Job:
From the data that follows, report how many lines hold the string "Värmlands", giving only the number.

Input:

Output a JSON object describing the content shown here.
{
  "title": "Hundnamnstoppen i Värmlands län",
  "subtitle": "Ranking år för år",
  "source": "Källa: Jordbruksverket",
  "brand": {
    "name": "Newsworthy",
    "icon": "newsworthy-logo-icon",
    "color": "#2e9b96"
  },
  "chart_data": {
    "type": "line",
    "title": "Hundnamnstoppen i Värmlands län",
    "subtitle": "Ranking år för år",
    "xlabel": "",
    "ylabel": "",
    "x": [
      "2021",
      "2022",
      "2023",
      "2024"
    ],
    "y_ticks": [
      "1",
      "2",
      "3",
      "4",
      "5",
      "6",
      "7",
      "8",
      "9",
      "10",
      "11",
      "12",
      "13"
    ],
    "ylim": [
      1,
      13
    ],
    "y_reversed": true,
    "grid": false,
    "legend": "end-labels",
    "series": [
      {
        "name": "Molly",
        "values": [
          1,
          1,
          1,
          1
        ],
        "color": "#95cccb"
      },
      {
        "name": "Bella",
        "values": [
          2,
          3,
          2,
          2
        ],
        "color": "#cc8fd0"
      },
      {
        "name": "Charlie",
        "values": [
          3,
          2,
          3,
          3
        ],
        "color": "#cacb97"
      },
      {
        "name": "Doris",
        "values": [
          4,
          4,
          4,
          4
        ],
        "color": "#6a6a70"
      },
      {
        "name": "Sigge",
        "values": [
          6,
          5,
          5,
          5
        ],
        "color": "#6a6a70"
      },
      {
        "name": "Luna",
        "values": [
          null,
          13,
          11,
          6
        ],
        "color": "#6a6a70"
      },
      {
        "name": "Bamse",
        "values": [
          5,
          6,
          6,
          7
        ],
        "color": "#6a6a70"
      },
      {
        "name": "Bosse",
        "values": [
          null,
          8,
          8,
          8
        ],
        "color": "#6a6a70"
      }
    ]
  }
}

Output for this exercise:
2